▸ Aim of the exercise
Copy every record below, exactly as written.

▸ Data for the task
┏━━

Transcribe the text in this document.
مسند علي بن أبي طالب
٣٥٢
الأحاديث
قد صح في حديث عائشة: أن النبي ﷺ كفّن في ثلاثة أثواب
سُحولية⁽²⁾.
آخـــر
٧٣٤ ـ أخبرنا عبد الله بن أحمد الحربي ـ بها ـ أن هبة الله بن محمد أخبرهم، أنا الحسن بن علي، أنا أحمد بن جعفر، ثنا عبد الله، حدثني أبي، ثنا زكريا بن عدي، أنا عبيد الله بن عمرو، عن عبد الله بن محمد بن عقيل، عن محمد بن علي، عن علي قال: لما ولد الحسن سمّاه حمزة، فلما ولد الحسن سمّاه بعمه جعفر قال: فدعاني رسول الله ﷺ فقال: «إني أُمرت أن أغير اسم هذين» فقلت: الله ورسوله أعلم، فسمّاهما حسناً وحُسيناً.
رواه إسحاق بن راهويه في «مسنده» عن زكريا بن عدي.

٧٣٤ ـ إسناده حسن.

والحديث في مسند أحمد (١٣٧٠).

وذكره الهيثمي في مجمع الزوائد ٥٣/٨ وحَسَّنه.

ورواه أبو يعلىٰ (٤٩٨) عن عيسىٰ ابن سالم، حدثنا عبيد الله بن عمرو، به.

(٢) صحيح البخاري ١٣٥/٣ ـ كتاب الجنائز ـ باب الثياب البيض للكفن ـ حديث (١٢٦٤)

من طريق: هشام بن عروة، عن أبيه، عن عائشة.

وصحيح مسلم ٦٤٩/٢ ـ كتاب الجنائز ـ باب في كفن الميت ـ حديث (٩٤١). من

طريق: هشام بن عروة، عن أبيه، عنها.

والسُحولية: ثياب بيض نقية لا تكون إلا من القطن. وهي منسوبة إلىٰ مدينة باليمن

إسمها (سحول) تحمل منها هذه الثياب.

┗━━

▸ Solution to this problem
Transcribe the text in this document.
مسند علي بن أبي طالب
٣٥٢
الأحاديث
قد صح في حديث عائشة: أن النبي ﷺ كفّن في ثلاثة أثواب
سُحولية⁽²⁾.
آخـــر
٧٣٤ ـ أخبرنا عبد الله بن أحمد الحربي ـ بها ـ أن هبة الله بن محمد أخبرهم، أنا الحسن بن علي، أنا أحمد بن جعفر، ثنا عبد الله، حدثني أبي، ثنا زكريا بن عدي، أنا عبيد الله بن عمرو، عن عبد الله بن محمد بن عقيل، عن محمد بن علي، عن علي قال: لما ولد الحسن سمّاه حمزة، فلما ولد الحسن سمّاه بعمه جعفر قال: فدعاني رسول الله ﷺ فقال: «إني أُمرت أن أغير اسم هذين» فقلت: الله ورسوله أعلم، فسمّاهما حسناً وحُسيناً.
رواه إسحاق بن راهويه في «مسنده» عن زكريا بن عدي.

٧٣٤ ـ إسناده حسن.

والحديث في مسند أحمد (١٣٧٠).

وذكره الهيثمي في مجمع الزوائد ٥٣/٨ وحَسَّنه.

ورواه أبو يعلىٰ (٤٩٨) عن عيسىٰ ابن سالم، حدثنا عبيد الله بن عمرو، به.

(٢) صحيح البخاري ١٣٥/٣ ـ كتاب الجنائز ـ باب الثياب البيض للكفن ـ حديث (١٢٦٤)

من طريق: هشام بن عروة، عن أبيه، عن عائشة.

وصحيح مسلم ٦٤٩/٢ ـ كتاب الجنائز ـ باب في كفن الميت ـ حديث (٩٤١). من

طريق: هشام بن عروة، عن أبيه، عنها.

والسُحولية: ثياب بيض نقية لا تكون إلا من القطن. وهي منسوبة إلىٰ مدينة باليمن

إسمها (سحول) تحمل منها هذه الثياب.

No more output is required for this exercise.